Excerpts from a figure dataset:
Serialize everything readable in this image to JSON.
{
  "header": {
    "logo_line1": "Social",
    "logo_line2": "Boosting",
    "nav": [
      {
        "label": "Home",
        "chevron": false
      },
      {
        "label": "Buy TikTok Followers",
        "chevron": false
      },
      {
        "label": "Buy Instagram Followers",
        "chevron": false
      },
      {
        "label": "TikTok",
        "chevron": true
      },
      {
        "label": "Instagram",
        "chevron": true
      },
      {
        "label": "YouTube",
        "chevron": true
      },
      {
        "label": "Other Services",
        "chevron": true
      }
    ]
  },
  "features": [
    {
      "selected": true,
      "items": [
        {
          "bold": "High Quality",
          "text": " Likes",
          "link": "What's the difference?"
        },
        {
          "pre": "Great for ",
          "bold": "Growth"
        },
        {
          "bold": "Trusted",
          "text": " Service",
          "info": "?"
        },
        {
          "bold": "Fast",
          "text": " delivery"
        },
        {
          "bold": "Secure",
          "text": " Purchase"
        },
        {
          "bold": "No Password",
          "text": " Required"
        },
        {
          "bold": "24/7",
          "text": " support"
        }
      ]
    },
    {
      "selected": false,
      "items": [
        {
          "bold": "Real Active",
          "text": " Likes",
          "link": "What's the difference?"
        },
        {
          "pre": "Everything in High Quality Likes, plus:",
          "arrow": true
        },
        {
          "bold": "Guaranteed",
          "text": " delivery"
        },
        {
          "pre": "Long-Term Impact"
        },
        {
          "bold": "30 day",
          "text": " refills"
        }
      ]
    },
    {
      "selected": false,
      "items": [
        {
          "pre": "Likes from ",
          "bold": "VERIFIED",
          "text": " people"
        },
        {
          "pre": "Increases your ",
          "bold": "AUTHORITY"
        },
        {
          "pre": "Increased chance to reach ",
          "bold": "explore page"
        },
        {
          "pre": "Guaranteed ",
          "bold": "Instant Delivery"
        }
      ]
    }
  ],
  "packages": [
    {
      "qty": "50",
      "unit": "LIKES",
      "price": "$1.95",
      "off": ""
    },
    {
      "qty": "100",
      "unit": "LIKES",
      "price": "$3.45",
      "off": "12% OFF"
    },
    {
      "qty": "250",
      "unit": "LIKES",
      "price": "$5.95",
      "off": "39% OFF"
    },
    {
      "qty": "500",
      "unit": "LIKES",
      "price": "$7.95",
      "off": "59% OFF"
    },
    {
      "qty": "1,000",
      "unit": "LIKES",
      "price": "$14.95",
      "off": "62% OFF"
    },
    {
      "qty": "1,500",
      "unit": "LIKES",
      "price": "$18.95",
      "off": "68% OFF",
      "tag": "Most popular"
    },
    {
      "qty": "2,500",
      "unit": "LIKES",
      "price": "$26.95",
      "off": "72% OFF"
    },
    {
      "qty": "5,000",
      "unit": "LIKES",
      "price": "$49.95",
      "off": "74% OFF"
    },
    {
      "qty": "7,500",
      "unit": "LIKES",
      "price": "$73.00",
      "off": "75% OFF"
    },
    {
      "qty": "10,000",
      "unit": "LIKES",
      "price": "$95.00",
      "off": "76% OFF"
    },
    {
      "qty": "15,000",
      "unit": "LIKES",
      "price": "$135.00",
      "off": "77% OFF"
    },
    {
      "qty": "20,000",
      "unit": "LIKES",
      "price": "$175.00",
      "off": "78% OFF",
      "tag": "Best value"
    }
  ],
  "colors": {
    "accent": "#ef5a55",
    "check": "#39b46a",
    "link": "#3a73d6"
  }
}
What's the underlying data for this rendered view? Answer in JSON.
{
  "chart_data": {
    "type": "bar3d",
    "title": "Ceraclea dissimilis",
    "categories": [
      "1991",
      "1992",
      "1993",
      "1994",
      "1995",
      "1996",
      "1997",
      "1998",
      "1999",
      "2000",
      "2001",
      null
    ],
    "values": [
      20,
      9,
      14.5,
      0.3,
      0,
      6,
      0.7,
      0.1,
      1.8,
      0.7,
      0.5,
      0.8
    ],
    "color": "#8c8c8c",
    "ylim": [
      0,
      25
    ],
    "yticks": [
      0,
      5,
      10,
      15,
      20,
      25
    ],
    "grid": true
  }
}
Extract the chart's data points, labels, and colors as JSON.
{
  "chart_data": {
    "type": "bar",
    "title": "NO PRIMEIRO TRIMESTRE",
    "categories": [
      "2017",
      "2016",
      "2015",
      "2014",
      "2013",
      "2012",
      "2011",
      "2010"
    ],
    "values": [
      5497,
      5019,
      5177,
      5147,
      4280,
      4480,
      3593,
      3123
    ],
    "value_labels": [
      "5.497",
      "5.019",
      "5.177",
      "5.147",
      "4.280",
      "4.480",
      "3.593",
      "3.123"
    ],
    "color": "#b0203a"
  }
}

#### [AIM]
Produce an exact copy of the lines from the one containing "Extract the chart's" through the last line, and of nothing else.

#### [IN RESPONSE]
Extract the chart's data points, labels, and colors as JSON.
{
  "chart_data": {
    "type": "bar",
    "title": "NO PRIMEIRO TRIMESTRE",
    "categories": [
      "2017",
      "2016",
      "2015",
      "2014",
      "2013",
      "2012",
      "2011",
      "2010"
    ],
    "values": [
      5497,
      5019,
      5177,
      5147,
      4280,
      4480,
      3593,
      3123
    ],
    "value_labels": [
      "5.497",
      "5.019",
      "5.177",
      "5.147",
      "4.280",
      "4.480",
      "3.593",
      "3.123"
    ],
    "color": "#b0203a"
  }
}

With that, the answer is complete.